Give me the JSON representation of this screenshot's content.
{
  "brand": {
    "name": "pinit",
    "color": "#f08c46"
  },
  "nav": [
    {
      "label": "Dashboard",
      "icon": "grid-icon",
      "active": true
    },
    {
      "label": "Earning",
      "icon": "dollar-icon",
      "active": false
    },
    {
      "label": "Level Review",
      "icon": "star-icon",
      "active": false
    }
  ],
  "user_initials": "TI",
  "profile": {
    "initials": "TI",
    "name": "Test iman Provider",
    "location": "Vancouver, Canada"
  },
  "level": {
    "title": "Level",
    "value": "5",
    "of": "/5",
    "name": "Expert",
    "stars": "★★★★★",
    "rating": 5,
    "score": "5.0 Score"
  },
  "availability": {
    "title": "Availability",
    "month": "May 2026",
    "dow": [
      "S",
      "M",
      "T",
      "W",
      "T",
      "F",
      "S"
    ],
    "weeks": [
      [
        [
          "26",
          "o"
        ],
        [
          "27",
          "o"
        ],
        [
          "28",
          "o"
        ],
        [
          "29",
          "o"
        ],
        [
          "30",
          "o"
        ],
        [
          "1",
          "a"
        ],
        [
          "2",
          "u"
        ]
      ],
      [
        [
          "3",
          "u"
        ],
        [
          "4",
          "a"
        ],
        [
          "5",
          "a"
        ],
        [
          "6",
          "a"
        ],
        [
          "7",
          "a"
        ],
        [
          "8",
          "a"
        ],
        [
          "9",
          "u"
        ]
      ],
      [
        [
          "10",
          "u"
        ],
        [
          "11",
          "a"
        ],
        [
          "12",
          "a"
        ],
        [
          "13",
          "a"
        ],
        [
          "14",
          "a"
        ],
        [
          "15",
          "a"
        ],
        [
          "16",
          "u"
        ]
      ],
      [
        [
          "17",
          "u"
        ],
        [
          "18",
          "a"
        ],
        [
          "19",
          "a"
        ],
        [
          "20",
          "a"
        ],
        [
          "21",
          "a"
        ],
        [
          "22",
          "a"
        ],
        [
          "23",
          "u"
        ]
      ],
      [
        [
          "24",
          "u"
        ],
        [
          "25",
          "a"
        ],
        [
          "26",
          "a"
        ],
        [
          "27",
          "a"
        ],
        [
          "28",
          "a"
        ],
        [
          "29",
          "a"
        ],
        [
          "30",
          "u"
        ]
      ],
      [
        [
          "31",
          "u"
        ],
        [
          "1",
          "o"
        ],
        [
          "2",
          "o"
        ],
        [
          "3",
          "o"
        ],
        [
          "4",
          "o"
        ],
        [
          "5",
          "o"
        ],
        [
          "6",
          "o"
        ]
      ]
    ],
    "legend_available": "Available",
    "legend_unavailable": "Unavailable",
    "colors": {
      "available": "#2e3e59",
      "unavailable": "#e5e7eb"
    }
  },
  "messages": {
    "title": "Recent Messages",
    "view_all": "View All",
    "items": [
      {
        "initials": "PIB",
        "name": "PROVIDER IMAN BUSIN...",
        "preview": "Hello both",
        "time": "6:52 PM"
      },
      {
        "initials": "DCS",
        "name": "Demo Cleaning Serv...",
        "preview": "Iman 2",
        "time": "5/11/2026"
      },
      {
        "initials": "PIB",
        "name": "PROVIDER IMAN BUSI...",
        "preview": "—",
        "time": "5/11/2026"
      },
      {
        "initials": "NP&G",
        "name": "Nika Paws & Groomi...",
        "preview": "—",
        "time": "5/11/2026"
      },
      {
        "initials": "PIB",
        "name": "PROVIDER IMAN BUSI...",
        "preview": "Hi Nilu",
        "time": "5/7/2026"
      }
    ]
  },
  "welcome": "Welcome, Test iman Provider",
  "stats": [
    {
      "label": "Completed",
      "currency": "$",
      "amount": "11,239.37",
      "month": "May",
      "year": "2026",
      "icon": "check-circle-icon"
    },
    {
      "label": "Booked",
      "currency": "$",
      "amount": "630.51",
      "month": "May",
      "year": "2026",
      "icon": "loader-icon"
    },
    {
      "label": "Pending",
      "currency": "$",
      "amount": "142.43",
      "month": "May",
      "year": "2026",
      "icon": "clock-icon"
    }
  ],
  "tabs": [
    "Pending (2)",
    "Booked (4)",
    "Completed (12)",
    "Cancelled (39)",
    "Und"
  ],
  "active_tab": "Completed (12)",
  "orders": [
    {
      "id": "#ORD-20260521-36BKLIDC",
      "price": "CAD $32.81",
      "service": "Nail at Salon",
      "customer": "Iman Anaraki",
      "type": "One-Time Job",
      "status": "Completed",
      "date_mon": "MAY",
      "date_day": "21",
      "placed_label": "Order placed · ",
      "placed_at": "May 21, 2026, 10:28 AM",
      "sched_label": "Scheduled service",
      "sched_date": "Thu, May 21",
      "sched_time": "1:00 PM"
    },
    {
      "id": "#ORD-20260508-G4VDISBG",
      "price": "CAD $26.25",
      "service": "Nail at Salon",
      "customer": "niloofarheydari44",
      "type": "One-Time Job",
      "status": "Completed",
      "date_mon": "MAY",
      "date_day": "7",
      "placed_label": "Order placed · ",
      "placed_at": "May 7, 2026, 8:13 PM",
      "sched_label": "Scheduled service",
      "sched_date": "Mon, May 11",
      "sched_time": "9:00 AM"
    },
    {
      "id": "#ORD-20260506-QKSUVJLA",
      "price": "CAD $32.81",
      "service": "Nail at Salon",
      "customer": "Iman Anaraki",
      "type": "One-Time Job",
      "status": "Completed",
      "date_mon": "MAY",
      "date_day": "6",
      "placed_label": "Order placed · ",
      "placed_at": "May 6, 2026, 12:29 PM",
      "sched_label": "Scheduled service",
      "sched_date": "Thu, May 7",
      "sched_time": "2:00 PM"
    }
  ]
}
★ ★ ★
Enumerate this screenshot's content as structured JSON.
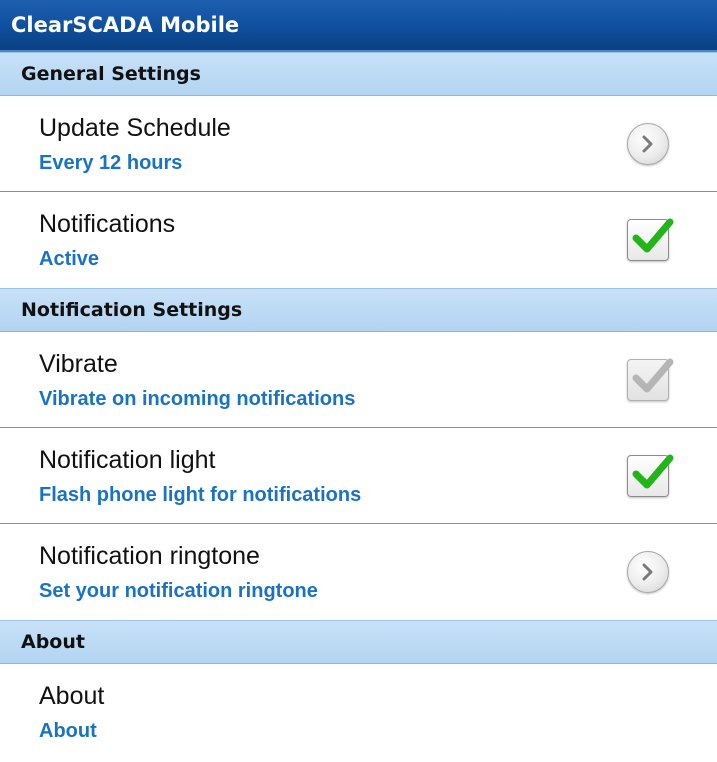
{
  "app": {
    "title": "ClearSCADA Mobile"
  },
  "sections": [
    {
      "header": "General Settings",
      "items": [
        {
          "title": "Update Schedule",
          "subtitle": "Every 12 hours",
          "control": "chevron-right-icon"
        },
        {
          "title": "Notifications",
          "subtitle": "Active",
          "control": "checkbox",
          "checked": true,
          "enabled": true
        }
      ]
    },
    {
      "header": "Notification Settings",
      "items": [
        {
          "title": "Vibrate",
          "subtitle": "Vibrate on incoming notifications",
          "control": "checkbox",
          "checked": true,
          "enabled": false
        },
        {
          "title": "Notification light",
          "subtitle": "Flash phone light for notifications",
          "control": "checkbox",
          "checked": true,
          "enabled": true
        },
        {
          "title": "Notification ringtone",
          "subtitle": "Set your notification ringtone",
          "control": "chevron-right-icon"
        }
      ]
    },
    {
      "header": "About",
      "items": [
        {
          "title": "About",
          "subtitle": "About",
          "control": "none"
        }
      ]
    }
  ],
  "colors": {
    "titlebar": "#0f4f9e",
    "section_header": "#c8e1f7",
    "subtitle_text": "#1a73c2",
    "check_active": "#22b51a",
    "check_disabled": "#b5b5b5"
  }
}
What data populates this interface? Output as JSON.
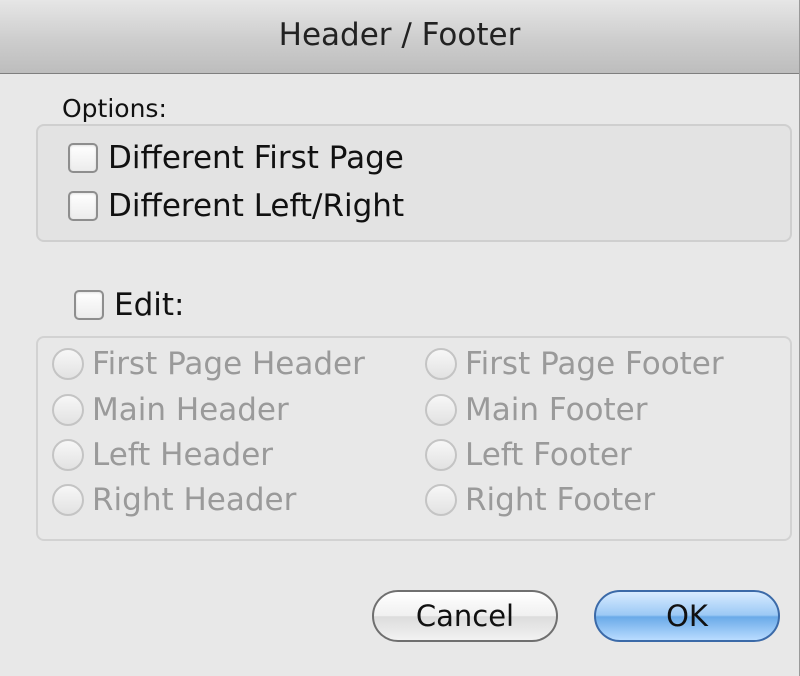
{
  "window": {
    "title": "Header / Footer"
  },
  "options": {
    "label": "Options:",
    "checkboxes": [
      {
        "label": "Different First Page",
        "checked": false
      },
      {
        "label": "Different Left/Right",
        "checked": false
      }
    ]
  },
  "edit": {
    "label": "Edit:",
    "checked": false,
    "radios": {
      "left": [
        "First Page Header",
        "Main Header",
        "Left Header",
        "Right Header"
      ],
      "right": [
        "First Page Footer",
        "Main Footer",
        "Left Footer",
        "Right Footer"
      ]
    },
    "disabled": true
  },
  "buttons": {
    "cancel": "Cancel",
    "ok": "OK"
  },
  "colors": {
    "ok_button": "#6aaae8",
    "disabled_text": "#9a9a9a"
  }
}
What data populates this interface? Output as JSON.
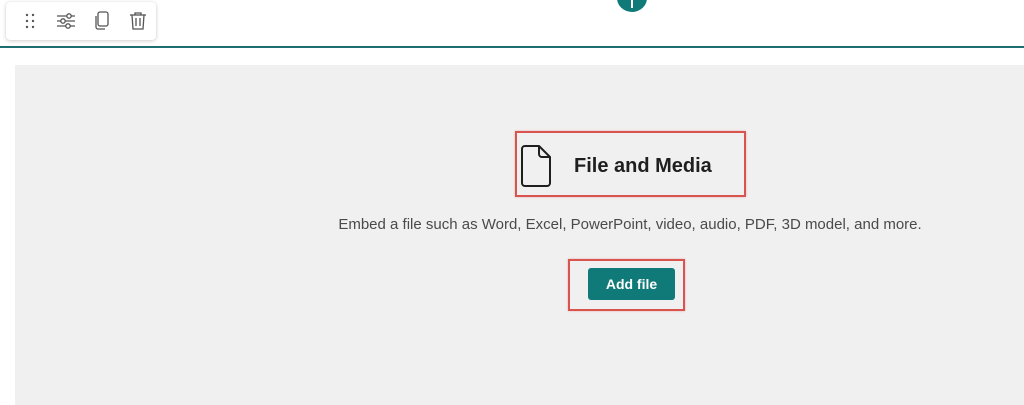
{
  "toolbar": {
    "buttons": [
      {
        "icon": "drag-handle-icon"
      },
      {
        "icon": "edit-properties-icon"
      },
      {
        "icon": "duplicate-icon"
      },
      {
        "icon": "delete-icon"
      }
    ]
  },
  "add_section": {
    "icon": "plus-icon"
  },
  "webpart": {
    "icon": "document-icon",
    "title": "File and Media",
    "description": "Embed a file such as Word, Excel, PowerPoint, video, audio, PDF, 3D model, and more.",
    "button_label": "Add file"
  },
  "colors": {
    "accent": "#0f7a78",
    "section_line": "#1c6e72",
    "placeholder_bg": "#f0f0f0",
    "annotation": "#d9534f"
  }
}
★ ★ ★
**What to work on**:
Extract every line of the records above that contains the word "content".

**Exercise solution**:
Give me the JSON representation of this screenshot's content.
Enumerate this screenshot's content as structured JSON.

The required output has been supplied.